● What is being asked:
For the material that follows, list every line containing the word "data".

● Input records:
· · · · · · ·
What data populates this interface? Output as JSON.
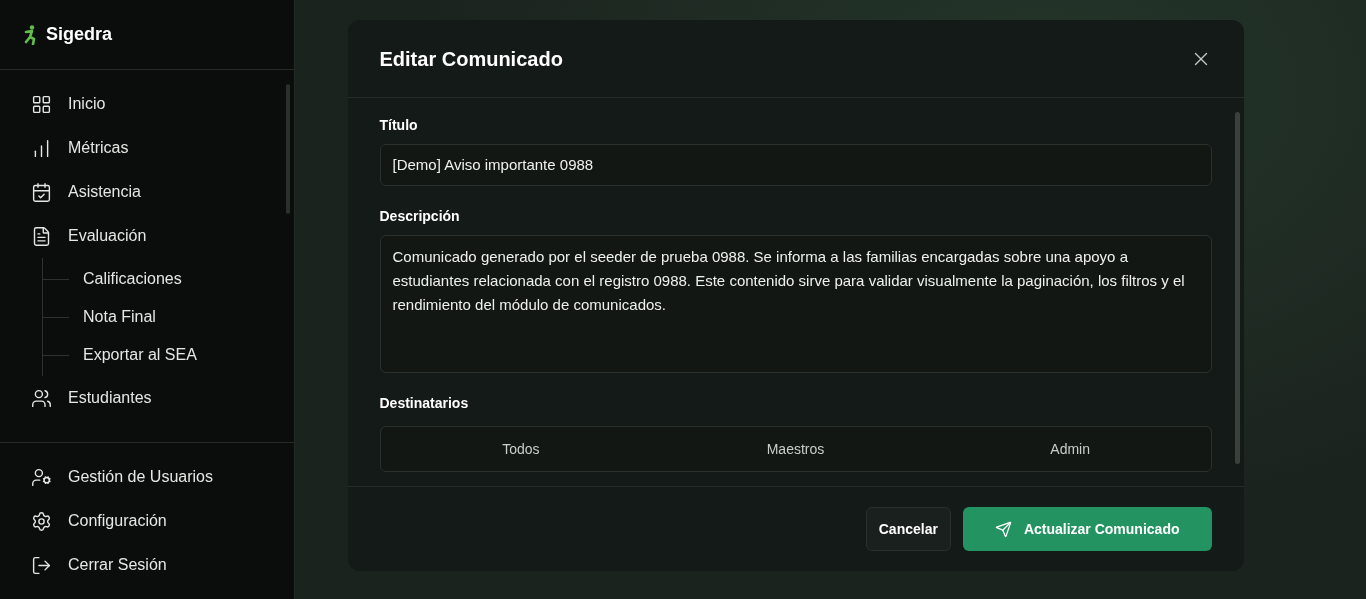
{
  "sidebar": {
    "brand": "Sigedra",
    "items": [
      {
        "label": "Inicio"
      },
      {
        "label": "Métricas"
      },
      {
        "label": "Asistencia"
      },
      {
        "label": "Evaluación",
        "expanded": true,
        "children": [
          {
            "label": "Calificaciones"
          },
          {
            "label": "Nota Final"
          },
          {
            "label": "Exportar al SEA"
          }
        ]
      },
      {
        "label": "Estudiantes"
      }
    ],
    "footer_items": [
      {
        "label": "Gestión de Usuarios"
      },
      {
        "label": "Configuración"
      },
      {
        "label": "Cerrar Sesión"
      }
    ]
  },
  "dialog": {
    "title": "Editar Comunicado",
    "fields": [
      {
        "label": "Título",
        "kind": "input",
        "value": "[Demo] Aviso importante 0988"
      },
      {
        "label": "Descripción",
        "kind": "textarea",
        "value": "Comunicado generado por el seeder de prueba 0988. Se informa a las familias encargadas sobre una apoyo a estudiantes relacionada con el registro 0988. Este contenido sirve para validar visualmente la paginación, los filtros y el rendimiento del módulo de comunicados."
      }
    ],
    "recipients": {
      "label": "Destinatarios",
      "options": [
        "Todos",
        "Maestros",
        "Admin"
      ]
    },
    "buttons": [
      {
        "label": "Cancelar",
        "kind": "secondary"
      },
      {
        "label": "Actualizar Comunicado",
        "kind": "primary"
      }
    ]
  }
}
· · · · · · ·
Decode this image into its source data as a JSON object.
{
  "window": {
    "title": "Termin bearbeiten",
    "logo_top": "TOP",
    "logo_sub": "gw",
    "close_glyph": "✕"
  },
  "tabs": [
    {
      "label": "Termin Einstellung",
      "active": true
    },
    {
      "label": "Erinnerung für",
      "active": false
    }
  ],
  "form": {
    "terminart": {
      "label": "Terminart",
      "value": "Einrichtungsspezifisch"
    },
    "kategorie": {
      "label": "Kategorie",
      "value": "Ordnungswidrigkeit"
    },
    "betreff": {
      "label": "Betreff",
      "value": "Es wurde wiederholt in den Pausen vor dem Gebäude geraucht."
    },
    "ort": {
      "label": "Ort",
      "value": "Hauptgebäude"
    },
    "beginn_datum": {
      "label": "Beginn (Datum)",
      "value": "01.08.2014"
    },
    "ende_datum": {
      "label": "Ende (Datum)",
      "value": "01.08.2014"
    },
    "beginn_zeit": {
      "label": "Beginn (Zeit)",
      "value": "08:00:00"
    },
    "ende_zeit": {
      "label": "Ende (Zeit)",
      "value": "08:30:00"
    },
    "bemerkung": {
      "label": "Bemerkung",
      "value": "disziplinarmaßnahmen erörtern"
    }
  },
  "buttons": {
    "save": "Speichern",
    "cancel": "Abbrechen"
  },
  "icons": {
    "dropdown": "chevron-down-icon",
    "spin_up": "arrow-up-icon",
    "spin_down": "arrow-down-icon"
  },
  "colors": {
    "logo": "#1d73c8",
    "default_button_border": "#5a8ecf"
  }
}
· · · · · · ·
● The output:
What data populates this interface? Output as JSON.
Decode this image into its source data as a JSON object.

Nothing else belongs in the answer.